What you need to do:
1. Can you edit the procedure description by reproducing everything from "Once the catheter" down to "within an hour." with "catheter" replaced by "tube"?
2. In the procedure description, over how many days is the radiation released from the microspheres?
Supplied text Block Start
Your physician will numb the area with a local anesthetic.
A very small skin incision is made at the site.
Using image-guidance, a catheter (a long, thin, hollow plastic tube) is inserted through the skin into the femoral artery, a large groin blood vessel, and maneuvered to the treatment site.
Once the catheter is positioned in the branches of the hepatic artery that are feeding the tumor, the tiny glass beads or microspheres are injected through the catheter to the site. Over the next 10 to 14 days, the radiation will be released from the microspheres lodged in the blood vessels. At the end of the procedure, the catheter will be removed and pressure will be applied to stop any bleeding. The opening in the skin is then covered with a dressing. No sutures are needed.
Your intravenous line will be removed.
This procedure is usually completed within an hour.
Devices to monitor your heart rate and blood pressure will be attached to your body.
You will feel a slight pin prick when the needle is inserted into your vein for the intravenous line (IV) and when the local anesthetic is injected. The arteries have no sensation. Most of the sensation is at the skin incision site which is numbed using local anesthetic.
Supplied text Block End
Data excerpts Block Start
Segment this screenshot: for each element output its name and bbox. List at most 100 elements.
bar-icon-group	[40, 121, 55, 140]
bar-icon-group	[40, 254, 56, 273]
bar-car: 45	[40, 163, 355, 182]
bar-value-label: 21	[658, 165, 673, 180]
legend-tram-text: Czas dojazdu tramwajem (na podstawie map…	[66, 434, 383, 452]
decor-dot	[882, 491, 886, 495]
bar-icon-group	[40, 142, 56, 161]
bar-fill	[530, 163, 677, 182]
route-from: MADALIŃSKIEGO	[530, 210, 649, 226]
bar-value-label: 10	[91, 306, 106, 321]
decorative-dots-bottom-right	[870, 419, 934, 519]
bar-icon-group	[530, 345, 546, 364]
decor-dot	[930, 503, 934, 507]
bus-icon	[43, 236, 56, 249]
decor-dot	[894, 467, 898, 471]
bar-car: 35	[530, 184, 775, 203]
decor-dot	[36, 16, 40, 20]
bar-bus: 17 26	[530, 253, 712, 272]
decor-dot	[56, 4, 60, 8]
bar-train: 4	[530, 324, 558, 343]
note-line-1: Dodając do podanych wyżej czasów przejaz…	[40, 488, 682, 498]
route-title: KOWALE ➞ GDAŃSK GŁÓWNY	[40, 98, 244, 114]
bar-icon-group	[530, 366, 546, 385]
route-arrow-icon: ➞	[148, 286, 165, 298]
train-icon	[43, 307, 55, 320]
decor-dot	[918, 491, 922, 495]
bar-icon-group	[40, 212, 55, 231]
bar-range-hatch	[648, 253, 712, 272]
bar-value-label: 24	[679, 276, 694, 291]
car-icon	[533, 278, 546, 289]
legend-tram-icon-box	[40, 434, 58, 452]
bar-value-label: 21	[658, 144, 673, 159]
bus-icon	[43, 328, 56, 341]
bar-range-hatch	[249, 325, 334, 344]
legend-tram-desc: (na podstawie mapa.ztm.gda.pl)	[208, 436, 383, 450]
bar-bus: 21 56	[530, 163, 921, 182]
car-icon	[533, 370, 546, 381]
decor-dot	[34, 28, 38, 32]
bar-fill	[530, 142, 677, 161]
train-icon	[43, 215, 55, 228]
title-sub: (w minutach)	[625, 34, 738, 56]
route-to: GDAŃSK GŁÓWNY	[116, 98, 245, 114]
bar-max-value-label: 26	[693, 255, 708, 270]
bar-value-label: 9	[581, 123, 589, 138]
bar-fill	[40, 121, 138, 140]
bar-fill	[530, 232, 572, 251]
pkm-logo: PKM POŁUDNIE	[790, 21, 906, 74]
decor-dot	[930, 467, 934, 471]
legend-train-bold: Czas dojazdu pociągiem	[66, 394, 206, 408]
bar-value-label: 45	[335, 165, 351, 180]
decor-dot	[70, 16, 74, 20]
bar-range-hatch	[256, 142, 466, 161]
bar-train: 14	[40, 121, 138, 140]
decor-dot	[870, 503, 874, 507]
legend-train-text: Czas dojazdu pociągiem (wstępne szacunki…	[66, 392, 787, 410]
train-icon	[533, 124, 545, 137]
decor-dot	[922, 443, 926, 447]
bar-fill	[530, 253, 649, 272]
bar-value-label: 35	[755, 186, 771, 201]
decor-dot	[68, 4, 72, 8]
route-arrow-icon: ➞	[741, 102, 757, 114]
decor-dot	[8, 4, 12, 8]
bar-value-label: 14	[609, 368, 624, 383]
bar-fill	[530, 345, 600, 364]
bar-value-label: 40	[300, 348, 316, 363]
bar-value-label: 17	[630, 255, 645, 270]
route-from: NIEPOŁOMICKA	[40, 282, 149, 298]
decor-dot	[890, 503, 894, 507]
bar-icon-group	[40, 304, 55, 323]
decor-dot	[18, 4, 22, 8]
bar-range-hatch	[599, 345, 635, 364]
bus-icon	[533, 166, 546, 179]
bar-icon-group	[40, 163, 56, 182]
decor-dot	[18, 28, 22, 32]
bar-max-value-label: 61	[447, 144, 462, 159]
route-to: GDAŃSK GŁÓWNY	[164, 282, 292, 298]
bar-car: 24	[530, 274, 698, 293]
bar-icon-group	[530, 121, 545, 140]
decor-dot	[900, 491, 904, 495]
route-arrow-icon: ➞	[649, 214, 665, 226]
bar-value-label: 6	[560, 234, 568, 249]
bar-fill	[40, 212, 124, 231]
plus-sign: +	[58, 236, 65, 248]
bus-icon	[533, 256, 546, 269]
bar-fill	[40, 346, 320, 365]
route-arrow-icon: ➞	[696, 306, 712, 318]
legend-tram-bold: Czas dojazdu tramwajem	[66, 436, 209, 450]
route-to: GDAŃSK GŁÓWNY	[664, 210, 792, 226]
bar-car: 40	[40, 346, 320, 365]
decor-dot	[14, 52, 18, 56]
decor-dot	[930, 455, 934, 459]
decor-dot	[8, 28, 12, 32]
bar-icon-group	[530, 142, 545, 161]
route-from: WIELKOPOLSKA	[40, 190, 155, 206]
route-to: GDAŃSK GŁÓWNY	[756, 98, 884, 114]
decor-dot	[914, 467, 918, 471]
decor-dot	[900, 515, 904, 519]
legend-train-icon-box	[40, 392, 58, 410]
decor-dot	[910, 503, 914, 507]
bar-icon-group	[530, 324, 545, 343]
Data excerpts Block End
Task-by-task answers:
1.
Once the tube is positioned in the branches of the hepatic artery that are feeding the tumor, the tiny glass beads or microspheres are injected through the tube to the site. Over the next 10 to 14 days, the radiation will be released from the microspheres lodged in the blood vessels. At the end of the procedure, the tube will be removed and pressure will be applied to stop any bleeding. The opening in the skin is then covered with a dressing. No sutures are needed.
Your intravenous line will be removed.
This procedure is usually completed within an hour.

2. Over the next 10 to 14 days.